▽

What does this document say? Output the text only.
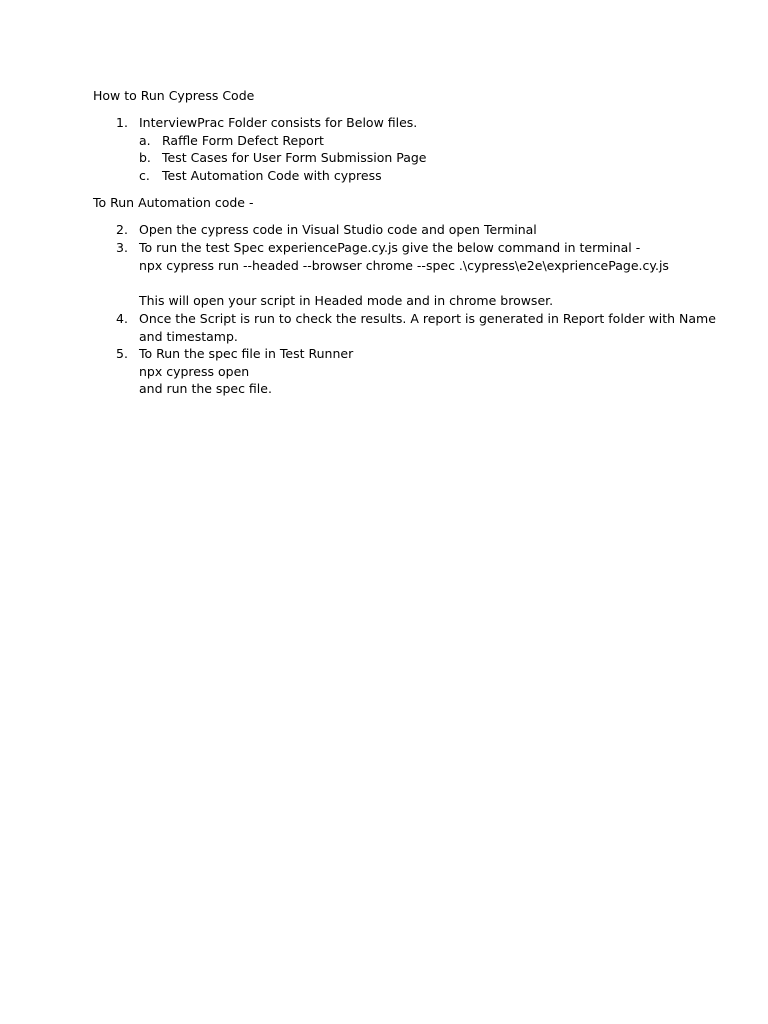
How to Run Cypress Code
1. InterviewPrac Folder consists for Below files.
a. Raffle Form Defect Report
b. Test Cases for User Form Submission Page
c. Test Automation Code with cypress
To Run Automation code -
2. Open the cypress code in Visual Studio code and open Terminal
3. To run the test Spec experiencePage.cy.js give the below command in terminal -
npx cypress run --headed --browser chrome --spec .\cypress\e2e\expriencePage.cy.js
This will open your script in Headed mode and in chrome browser.
4. Once the Script is run to check the results. A report is generated in Report folder with Name
and timestamp.
5. To Run the spec file in Test Runner
npx cypress open
and run the spec file.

△

STATED TASK: Pictures don't belong in the copy. Restate all the entries exactly.

OUTPUT BELOW:
What does this document say? Output the text only.
How to Run Cypress Code
1. InterviewPrac Folder consists for Below files.
a. Raffle Form Defect Report
b. Test Cases for User Form Submission Page
c. Test Automation Code with cypress
To Run Automation code -
2. Open the cypress code in Visual Studio code and open Terminal
3. To run the test Spec experiencePage.cy.js give the below command in terminal -
npx cypress run --headed --browser chrome --spec .\cypress\e2e\expriencePage.cy.js
This will open your script in Headed mode and in chrome browser.
4. Once the Script is run to check the results. A report is generated in Report folder with Name
and timestamp.
5. To Run the spec file in Test Runner
npx cypress open
and run the spec file.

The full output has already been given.